## Begin
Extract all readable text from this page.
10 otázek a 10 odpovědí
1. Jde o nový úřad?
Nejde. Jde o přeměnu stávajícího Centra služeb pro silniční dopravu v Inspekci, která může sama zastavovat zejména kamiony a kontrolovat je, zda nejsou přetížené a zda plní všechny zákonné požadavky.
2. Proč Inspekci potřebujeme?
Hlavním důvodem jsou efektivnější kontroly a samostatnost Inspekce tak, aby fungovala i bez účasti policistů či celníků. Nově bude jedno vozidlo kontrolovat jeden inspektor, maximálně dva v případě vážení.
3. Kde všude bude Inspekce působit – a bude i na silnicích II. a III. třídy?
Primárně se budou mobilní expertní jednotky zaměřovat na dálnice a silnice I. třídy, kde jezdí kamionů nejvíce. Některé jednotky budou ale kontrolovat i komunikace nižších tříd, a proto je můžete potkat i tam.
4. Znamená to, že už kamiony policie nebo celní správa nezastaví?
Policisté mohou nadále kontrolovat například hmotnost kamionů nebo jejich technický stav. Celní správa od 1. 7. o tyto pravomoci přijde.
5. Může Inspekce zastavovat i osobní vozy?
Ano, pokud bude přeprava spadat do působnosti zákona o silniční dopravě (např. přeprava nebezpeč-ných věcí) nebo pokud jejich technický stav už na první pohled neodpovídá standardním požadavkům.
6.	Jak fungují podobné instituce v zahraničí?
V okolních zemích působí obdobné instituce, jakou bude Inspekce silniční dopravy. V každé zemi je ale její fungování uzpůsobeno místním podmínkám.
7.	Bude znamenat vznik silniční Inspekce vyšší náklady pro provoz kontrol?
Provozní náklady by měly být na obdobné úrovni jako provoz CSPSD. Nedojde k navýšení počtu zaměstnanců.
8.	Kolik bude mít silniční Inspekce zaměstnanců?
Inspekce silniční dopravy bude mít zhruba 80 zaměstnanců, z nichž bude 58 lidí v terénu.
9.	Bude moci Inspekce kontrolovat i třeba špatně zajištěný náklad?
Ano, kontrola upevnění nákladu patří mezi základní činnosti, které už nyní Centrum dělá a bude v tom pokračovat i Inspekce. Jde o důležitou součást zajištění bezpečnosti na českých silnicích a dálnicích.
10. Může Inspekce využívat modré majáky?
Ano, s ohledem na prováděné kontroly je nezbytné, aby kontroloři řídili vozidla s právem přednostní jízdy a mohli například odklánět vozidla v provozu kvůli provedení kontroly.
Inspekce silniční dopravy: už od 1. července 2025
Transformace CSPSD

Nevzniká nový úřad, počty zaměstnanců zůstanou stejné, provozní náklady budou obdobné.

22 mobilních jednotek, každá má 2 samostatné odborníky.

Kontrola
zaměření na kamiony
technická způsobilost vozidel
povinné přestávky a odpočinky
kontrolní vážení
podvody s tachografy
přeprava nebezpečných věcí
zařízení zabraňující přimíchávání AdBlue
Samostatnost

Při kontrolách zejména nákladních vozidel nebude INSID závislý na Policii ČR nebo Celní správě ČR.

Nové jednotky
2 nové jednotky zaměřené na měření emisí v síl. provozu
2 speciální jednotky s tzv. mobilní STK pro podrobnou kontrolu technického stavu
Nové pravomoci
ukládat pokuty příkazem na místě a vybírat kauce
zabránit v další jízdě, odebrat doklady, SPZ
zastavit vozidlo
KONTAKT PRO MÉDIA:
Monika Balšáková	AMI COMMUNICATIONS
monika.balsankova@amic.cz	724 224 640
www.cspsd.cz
## End
- [Problem to solve]:
Give the number of lines in the listing above that hold the string "například", with nothing else.

- [Exercise solution]:
2